> Problem description: Transcribe the material below exactly as it appears.

[Rows from a dataset]

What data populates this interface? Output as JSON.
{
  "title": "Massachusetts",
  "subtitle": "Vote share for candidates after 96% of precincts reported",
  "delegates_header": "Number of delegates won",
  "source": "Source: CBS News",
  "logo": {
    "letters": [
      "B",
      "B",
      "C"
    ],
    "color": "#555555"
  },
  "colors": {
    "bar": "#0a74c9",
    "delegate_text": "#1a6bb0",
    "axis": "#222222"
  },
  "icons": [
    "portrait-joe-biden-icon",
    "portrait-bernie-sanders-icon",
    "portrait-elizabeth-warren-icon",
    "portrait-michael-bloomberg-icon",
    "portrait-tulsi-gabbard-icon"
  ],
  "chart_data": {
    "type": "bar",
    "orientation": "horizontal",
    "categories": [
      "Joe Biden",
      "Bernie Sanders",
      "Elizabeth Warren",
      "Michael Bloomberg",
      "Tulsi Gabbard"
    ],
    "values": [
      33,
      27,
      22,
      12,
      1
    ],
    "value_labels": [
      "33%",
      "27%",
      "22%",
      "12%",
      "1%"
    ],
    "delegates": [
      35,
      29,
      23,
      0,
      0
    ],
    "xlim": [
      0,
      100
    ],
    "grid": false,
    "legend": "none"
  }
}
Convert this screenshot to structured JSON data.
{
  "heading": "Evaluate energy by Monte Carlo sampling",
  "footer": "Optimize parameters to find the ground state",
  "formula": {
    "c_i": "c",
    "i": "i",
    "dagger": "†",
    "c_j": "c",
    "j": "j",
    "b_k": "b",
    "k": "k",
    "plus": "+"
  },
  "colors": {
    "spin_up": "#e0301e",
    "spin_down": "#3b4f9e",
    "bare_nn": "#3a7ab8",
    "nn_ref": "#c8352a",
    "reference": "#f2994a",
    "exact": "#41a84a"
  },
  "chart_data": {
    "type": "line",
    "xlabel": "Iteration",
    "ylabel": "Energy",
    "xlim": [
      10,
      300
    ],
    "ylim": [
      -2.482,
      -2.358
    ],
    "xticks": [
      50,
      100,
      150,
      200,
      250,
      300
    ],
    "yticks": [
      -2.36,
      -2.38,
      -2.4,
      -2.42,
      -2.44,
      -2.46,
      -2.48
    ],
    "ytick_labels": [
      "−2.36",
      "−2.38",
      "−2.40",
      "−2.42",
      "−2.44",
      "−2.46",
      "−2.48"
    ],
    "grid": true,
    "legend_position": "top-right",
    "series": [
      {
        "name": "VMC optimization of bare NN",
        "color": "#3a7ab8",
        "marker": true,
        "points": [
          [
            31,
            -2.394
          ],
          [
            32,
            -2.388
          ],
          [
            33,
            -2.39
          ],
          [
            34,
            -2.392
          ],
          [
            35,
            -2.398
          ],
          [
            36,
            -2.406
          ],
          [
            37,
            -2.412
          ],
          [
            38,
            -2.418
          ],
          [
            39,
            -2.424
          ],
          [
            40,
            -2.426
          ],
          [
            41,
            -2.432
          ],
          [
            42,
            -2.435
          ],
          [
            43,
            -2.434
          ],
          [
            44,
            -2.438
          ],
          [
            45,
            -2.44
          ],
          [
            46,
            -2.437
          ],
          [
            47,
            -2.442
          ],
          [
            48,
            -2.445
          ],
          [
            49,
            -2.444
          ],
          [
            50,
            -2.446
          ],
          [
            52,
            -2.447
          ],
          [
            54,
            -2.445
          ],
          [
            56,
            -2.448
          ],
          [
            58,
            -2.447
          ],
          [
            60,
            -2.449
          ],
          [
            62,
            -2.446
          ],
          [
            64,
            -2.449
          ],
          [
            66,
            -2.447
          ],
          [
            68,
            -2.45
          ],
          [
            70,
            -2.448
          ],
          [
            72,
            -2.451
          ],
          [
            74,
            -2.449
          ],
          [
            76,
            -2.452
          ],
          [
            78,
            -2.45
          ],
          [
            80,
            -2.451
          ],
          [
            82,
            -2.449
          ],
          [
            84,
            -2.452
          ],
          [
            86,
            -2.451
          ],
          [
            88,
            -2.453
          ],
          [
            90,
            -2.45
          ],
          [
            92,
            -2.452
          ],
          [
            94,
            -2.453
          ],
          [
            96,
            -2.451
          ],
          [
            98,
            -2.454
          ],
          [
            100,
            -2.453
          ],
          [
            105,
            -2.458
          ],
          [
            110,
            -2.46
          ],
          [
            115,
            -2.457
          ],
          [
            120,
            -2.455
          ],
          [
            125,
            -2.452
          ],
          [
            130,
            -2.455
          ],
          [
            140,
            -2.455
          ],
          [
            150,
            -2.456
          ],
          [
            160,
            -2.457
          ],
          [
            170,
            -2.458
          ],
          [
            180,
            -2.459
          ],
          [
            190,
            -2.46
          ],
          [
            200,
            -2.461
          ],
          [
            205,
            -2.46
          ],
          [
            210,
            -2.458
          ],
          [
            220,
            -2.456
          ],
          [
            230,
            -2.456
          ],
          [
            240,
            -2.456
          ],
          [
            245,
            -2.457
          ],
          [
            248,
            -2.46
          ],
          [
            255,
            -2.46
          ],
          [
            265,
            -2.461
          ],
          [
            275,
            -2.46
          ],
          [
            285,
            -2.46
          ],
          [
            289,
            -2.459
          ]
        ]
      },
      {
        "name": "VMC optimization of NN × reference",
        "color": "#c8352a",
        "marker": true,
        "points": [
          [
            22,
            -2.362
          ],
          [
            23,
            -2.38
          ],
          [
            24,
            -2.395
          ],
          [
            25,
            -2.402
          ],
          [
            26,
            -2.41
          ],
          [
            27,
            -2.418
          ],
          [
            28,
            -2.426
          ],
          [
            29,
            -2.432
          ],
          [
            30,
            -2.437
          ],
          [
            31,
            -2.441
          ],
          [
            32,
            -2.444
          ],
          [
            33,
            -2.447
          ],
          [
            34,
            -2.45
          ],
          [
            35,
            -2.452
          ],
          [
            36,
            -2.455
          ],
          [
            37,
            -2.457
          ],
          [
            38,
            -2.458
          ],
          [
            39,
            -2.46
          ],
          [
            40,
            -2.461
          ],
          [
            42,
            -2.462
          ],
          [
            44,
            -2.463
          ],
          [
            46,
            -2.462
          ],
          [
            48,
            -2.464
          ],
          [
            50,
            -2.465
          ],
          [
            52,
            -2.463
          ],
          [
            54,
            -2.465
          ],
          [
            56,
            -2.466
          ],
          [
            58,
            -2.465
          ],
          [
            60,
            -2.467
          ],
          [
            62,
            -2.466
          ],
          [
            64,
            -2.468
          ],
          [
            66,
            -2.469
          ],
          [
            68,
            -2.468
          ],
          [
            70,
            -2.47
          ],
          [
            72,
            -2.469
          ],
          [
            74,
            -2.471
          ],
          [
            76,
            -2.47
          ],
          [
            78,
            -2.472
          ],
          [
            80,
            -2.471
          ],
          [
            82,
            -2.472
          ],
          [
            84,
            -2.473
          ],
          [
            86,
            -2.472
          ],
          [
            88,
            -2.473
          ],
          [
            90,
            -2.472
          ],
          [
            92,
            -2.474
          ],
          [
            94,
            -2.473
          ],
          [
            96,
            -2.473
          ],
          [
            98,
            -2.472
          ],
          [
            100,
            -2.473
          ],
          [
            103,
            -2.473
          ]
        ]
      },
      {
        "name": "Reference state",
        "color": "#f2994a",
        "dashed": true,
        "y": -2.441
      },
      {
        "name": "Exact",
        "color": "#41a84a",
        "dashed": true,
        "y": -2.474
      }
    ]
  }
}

> Solution:
What data populates this interface? Output as JSON.
{
  "title": "Massachusetts",
  "subtitle": "Vote share for candidates after 96% of precincts reported",
  "delegates_header": "Number of delegates won",
  "source": "Source: CBS News",
  "logo": {
    "letters": [
      "B",
      "B",
      "C"
    ],
    "color": "#555555"
  },
  "colors": {
    "bar": "#0a74c9",
    "delegate_text": "#1a6bb0",
    "axis": "#222222"
  },
  "icons": [
    "portrait-joe-biden-icon",
    "portrait-bernie-sanders-icon",
    "portrait-elizabeth-warren-icon",
    "portrait-michael-bloomberg-icon",
    "portrait-tulsi-gabbard-icon"
  ],
  "chart_data": {
    "type": "bar",
    "orientation": "horizontal",
    "categories": [
      "Joe Biden",
      "Bernie Sanders",
      "Elizabeth Warren",
      "Michael Bloomberg",
      "Tulsi Gabbard"
    ],
    "values": [
      33,
      27,
      22,
      12,
      1
    ],
    "value_labels": [
      "33%",
      "27%",
      "22%",
      "12%",
      "1%"
    ],
    "delegates": [
      35,
      29,
      23,
      0,
      0
    ],
    "xlim": [
      0,
      100
    ],
    "grid": false,
    "legend": "none"
  }
}
Convert this screenshot to structured JSON data.
{
  "heading": "Evaluate energy by Monte Carlo sampling",
  "footer": "Optimize parameters to find the ground state",
  "formula": {
    "c_i": "c",
    "i": "i",
    "dagger": "†",
    "c_j": "c",
    "j": "j",
    "b_k": "b",
    "k": "k",
    "plus": "+"
  },
  "colors": {
    "spin_up": "#e0301e",
    "spin_down": "#3b4f9e",
    "bare_nn": "#3a7ab8",
    "nn_ref": "#c8352a",
    "reference": "#f2994a",
    "exact": "#41a84a"
  },
  "chart_data": {
    "type": "line",
    "xlabel": "Iteration",
    "ylabel": "Energy",
    "xlim": [
      10,
      300
    ],
    "ylim": [
      -2.482,
      -2.358
    ],
    "xticks": [
      50,
      100,
      150,
      200,
      250,
      300
    ],
    "yticks": [
      -2.36,
      -2.38,
      -2.4,
      -2.42,
      -2.44,
      -2.46,
      -2.48
    ],
    "ytick_labels": [
      "−2.36",
      "−2.38",
      "−2.40",
      "−2.42",
      "−2.44",
      "−2.46",
      "−2.48"
    ],
    "grid": true,
    "legend_position": "top-right",
    "series": [
      {
        "name": "VMC optimization of bare NN",
        "color": "#3a7ab8",
        "marker": true,
        "points": [
          [
            31,
            -2.394
          ],
          [
            32,
            -2.388
          ],
          [
            33,
            -2.39
          ],
          [
            34,
            -2.392
          ],
          [
            35,
            -2.398
          ],
          [
            36,
            -2.406
          ],
          [
            37,
            -2.412
          ],
          [
            38,
            -2.418
          ],
          [
            39,
            -2.424
          ],
          [
            40,
            -2.426
          ],
          [
            41,
            -2.432
          ],
          [
            42,
            -2.435
          ],
          [
            43,
            -2.434
          ],
          [
            44,
            -2.438
          ],
          [
            45,
            -2.44
          ],
          [
            46,
            -2.437
          ],
          [
            47,
            -2.442
          ],
          [
            48,
            -2.445
          ],
          [
            49,
            -2.444
          ],
          [
            50,
            -2.446
          ],
          [
            52,
            -2.447
          ],
          [
            54,
            -2.445
          ],
          [
            56,
            -2.448
          ],
          [
            58,
            -2.447
          ],
          [
            60,
            -2.449
          ],
          [
            62,
            -2.446
          ],
          [
            64,
            -2.449
          ],
          [
            66,
            -2.447
          ],
          [
            68,
            -2.45
          ],
          [
            70,
            -2.448
          ],
          [
            72,
            -2.451
          ],
          [
            74,
            -2.449
          ],
          [
            76,
            -2.452
          ],
          [
            78,
            -2.45
          ],
          [
            80,
            -2.451
          ],
          [
            82,
            -2.449
          ],
          [
            84,
            -2.452
          ],
          [
            86,
            -2.451
          ],
          [
            88,
            -2.453
          ],
          [
            90,
            -2.45
          ],
          [
            92,
            -2.452
          ],
          [
            94,
            -2.453
          ],
          [
            96,
            -2.451
          ],
          [
            98,
            -2.454
          ],
          [
            100,
            -2.453
          ],
          [
            105,
            -2.458
          ],
          [
            110,
            -2.46
          ],
          [
            115,
            -2.457
          ],
          [
            120,
            -2.455
          ],
          [
            125,
            -2.452
          ],
          [
            130,
            -2.455
          ],
          [
            140,
            -2.455
          ],
          [
            150,
            -2.456
          ],
          [
            160,
            -2.457
          ],
          [
            170,
            -2.458
          ],
          [
            180,
            -2.459
          ],
          [
            190,
            -2.46
          ],
          [
            200,
            -2.461
          ],
          [
            205,
            -2.46
          ],
          [
            210,
            -2.458
          ],
          [
            220,
            -2.456
          ],
          [
            230,
            -2.456
          ],
          [
            240,
            -2.456
          ],
          [
            245,
            -2.457
          ],
          [
            248,
            -2.46
          ],
          [
            255,
            -2.46
          ],
          [
            265,
            -2.461
          ],
          [
            275,
            -2.46
          ],
          [
            285,
            -2.46
          ],
          [
            289,
            -2.459
          ]
        ]
      },
      {
        "name": "VMC optimization of NN × reference",
        "color": "#c8352a",
        "marker": true,
        "points": [
          [
            22,
            -2.362
          ],
          [
            23,
            -2.38
          ],
          [
            24,
            -2.395
          ],
          [
            25,
            -2.402
          ],
          [
            26,
            -2.41
          ],
          [
            27,
            -2.418
          ],
          [
            28,
            -2.426
          ],
          [
            29,
            -2.432
          ],
          [
            30,
            -2.437
          ],
          [
            31,
            -2.441
          ],
          [
            32,
            -2.444
          ],
          [
            33,
            -2.447
          ],
          [
            34,
            -2.45
          ],
          [
            35,
            -2.452
          ],
          [
            36,
            -2.455
          ],
          [
            37,
            -2.457
          ],
          [
            38,
            -2.458
          ],
          [
            39,
            -2.46
          ],
          [
            40,
            -2.461
          ],
          [
            42,
            -2.462
          ],
          [
            44,
            -2.463
          ],
          [
            46,
            -2.462
          ],
          [
            48,
            -2.464
          ],
          [
            50,
            -2.465
          ],
          [
            52,
            -2.463
          ],
          [
            54,
            -2.465
          ],
          [
            56,
            -2.466
          ],
          [
            58,
            -2.465
          ],
          [
            60,
            -2.467
          ],
          [
            62,
            -2.466
          ],
          [
            64,
            -2.468
          ],
          [
            66,
            -2.469
          ],
          [
            68,
            -2.468
          ],
          [
            70,
            -2.47
          ],
          [
            72,
            -2.469
          ],
          [
            74,
            -2.471
          ],
          [
            76,
            -2.47
          ],
          [
            78,
            -2.472
          ],
          [
            80,
            -2.471
          ],
          [
            82,
            -2.472
          ],
          [
            84,
            -2.473
          ],
          [
            86,
            -2.472
          ],
          [
            88,
            -2.473
          ],
          [
            90,
            -2.472
          ],
          [
            92,
            -2.474
          ],
          [
            94,
            -2.473
          ],
          [
            96,
            -2.473
          ],
          [
            98,
            -2.472
          ],
          [
            100,
            -2.473
          ],
          [
            103,
            -2.473
          ]
        ]
      },
      {
        "name": "Reference state",
        "color": "#f2994a",
        "dashed": true,
        "y": -2.441
      },
      {
        "name": "Exact",
        "color": "#41a84a",
        "dashed": true,
        "y": -2.474
      }
    ]
  }
}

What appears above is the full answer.